Start Supplied material

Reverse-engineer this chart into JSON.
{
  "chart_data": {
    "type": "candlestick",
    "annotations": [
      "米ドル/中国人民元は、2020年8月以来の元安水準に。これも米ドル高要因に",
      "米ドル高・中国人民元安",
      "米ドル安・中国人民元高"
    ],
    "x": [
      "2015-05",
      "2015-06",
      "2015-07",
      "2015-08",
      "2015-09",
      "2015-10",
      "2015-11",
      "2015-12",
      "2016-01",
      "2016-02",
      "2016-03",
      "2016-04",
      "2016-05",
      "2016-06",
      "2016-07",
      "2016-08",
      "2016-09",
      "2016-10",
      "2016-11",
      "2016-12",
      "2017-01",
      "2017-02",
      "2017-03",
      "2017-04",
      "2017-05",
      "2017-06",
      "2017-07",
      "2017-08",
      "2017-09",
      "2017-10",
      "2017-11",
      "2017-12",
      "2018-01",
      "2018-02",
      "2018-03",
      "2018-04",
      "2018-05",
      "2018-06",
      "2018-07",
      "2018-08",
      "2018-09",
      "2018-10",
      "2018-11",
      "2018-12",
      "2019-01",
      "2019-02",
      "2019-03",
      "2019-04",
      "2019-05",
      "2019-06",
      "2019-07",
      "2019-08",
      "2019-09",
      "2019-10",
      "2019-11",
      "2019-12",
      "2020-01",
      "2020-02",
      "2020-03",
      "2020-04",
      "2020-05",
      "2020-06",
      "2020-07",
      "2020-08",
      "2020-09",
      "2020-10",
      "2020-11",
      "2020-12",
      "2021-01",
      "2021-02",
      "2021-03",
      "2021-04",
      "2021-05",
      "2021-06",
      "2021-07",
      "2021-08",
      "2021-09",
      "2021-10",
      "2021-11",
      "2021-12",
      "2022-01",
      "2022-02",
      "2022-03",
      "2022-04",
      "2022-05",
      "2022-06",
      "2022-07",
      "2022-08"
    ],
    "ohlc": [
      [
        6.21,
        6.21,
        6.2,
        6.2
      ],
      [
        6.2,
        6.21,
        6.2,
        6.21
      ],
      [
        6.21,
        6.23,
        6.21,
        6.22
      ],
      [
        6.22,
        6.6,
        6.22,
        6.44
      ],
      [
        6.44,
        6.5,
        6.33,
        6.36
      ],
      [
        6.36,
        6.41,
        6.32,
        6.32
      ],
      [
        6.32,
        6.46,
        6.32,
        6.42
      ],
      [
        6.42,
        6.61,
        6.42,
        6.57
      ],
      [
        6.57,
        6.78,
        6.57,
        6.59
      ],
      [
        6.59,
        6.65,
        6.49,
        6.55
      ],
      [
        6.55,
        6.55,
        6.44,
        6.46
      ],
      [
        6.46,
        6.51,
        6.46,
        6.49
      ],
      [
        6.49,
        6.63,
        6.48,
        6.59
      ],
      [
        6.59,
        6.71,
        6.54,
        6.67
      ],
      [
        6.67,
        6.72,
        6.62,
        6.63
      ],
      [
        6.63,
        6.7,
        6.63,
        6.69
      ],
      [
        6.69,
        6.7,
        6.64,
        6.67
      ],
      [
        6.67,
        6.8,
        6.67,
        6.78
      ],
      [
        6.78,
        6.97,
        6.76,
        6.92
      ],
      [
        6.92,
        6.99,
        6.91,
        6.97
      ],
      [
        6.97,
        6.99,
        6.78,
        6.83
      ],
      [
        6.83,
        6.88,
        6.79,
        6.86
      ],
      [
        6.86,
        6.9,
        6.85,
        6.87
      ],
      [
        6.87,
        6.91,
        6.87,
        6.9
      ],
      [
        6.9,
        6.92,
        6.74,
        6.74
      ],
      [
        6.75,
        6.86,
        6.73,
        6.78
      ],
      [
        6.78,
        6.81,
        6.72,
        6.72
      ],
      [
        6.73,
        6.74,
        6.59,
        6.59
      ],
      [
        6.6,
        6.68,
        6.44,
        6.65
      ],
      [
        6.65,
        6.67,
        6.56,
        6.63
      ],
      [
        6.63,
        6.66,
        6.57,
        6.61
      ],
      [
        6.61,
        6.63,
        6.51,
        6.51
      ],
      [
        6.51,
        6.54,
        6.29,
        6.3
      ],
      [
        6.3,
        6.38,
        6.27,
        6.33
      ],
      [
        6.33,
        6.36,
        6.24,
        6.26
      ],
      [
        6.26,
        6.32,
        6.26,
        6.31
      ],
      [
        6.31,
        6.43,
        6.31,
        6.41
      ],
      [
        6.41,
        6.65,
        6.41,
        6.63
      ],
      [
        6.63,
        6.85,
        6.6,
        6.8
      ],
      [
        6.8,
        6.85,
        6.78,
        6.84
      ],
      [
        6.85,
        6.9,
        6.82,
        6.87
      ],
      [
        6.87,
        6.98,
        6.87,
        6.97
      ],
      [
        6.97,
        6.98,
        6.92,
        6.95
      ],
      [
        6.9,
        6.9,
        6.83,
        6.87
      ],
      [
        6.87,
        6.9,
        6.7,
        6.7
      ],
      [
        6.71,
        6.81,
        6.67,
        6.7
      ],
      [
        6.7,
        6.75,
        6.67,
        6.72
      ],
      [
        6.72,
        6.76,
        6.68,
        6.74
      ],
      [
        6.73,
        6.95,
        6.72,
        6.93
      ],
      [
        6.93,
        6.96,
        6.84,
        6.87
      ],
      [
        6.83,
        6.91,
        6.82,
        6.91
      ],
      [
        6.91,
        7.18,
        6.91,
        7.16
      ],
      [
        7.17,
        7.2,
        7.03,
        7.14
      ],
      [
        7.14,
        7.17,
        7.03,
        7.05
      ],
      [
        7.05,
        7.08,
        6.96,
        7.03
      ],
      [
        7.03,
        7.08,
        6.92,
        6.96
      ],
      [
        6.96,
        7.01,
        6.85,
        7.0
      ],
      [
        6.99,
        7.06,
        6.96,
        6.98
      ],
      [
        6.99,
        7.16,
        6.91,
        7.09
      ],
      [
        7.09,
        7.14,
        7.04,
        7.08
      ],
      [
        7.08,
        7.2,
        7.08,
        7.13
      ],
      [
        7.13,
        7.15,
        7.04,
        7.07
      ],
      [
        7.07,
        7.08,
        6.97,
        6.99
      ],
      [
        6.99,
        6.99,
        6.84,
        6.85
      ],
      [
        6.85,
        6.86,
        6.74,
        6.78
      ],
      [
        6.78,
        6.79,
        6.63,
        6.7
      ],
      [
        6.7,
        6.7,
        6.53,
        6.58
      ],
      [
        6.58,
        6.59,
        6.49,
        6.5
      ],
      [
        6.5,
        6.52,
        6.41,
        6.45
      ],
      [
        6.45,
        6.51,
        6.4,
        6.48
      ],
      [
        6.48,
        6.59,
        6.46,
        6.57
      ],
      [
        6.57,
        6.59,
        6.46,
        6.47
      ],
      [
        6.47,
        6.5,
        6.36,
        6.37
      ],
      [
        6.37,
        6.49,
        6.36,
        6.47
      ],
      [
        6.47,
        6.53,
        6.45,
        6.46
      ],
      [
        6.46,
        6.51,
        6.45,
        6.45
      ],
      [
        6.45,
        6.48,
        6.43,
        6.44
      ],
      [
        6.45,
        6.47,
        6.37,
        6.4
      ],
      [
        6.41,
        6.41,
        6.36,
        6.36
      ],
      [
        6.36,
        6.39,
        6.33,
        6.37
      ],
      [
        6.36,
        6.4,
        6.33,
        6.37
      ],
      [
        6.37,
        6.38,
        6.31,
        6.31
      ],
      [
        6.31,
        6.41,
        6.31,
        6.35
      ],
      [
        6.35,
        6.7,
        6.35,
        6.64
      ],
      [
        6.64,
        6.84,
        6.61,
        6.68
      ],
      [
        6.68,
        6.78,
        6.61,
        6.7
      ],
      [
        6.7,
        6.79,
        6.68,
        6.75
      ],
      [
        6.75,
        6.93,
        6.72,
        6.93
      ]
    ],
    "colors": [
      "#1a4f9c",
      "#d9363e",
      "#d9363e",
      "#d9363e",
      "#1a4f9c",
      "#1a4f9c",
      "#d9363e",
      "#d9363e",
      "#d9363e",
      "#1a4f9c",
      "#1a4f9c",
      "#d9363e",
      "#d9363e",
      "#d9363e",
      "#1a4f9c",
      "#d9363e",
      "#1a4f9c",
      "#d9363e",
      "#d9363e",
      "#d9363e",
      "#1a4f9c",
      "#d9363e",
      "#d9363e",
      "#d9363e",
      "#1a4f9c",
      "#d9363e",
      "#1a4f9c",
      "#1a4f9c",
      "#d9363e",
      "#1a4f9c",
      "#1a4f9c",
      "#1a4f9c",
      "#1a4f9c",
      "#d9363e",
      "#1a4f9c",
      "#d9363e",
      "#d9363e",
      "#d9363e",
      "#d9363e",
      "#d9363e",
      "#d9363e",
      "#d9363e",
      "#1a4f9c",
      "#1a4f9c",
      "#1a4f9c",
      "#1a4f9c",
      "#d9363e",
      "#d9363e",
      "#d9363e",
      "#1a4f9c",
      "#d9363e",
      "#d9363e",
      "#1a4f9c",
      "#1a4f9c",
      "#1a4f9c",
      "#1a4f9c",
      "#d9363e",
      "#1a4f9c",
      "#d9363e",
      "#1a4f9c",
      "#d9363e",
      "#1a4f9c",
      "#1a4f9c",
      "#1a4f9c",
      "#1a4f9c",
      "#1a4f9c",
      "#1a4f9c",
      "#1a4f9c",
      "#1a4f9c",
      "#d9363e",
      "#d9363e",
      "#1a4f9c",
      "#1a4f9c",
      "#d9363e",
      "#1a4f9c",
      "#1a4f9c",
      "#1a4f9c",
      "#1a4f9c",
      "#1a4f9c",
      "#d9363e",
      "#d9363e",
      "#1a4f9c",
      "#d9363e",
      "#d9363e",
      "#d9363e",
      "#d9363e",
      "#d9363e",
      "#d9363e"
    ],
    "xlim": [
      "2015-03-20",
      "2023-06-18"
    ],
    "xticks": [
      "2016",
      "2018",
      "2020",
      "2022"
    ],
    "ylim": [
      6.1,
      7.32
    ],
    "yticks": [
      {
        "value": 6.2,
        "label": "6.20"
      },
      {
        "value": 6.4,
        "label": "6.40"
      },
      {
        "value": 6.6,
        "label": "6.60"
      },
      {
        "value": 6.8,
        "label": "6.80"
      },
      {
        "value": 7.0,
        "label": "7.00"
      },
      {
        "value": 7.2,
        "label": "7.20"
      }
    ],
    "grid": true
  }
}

End Supplied material

** Problem description **
Copy out every line with the word "label".

** Response to this exercise **
        "label": "6.20"
        "label": "6.40"
        "label": "6.60"
        "label": "6.80"
        "label": "7.00"
        "label": "7.20"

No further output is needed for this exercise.